Saved data entries:
┌──
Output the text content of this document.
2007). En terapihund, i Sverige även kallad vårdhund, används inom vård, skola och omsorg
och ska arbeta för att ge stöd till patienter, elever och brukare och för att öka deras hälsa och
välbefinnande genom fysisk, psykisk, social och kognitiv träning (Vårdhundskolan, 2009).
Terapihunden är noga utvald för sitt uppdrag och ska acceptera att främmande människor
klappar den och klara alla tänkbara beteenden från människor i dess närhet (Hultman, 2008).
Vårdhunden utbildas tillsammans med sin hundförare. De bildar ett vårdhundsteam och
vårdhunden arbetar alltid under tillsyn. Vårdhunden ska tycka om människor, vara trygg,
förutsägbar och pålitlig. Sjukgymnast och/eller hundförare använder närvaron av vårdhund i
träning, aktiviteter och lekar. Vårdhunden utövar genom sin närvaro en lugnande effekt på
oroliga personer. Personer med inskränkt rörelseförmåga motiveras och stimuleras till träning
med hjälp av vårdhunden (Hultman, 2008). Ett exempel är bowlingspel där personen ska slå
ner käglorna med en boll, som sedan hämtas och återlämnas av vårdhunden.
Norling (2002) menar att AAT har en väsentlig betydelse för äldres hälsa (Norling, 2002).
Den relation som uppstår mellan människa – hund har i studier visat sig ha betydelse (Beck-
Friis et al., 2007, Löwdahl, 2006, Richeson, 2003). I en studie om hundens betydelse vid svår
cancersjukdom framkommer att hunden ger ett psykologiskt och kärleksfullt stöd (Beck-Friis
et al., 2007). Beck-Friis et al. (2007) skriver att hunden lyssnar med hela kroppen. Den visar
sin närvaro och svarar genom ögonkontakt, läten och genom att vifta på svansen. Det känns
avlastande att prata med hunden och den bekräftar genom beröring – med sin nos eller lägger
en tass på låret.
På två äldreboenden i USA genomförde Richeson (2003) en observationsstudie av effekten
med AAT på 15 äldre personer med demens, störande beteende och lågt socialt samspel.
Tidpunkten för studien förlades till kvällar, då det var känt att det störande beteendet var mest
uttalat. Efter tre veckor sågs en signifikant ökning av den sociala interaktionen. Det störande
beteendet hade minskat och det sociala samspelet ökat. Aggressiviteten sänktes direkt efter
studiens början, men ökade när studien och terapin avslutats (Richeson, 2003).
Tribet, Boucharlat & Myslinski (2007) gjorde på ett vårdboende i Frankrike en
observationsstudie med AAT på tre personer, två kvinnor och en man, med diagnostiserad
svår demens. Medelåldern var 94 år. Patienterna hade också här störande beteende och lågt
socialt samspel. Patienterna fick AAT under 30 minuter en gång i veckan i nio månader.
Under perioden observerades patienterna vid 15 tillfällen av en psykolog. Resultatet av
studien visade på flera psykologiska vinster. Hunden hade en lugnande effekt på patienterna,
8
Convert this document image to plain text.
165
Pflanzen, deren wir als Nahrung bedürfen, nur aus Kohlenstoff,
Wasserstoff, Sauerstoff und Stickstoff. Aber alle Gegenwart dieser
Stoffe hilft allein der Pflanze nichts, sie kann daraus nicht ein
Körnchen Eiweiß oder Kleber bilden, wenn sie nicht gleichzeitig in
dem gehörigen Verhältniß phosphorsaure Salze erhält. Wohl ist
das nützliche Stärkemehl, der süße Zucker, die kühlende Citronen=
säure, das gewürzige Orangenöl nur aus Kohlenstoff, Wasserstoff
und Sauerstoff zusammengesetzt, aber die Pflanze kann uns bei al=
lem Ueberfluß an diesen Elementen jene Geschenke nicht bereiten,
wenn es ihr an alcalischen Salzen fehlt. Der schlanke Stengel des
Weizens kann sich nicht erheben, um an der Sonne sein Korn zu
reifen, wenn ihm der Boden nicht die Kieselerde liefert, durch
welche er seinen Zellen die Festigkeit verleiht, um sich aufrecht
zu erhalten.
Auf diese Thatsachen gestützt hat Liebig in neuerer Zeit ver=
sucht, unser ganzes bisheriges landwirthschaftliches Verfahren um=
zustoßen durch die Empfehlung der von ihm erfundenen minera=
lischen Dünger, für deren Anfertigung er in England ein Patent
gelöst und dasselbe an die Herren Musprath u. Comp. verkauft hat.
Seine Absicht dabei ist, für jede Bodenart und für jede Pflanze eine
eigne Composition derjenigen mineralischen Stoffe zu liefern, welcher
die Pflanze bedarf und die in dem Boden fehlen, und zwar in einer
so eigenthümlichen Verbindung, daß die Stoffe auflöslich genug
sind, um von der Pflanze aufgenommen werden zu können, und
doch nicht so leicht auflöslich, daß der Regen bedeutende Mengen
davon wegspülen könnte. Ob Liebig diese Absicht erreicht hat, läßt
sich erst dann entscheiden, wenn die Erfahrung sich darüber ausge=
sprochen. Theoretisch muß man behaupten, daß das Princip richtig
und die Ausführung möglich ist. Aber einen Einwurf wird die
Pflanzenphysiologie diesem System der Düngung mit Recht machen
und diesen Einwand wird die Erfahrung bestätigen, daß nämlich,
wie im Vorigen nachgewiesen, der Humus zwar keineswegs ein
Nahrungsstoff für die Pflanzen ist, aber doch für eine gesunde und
└──
Your response should be each line that includes the word "störande", copied from the records.

med AAT på 15 äldre personer med demens, störande beteende och lågt socialt samspel.
Tidpunkten för studien förlades till kvällar, då det var känt att det störande beteendet var mest
uttalat. Efter tre veckor sågs en signifikant ökning av den sociala interaktionen. Det störande
svår demens. Medelåldern var 94 år. Patienterna hade också här störande beteende och lågt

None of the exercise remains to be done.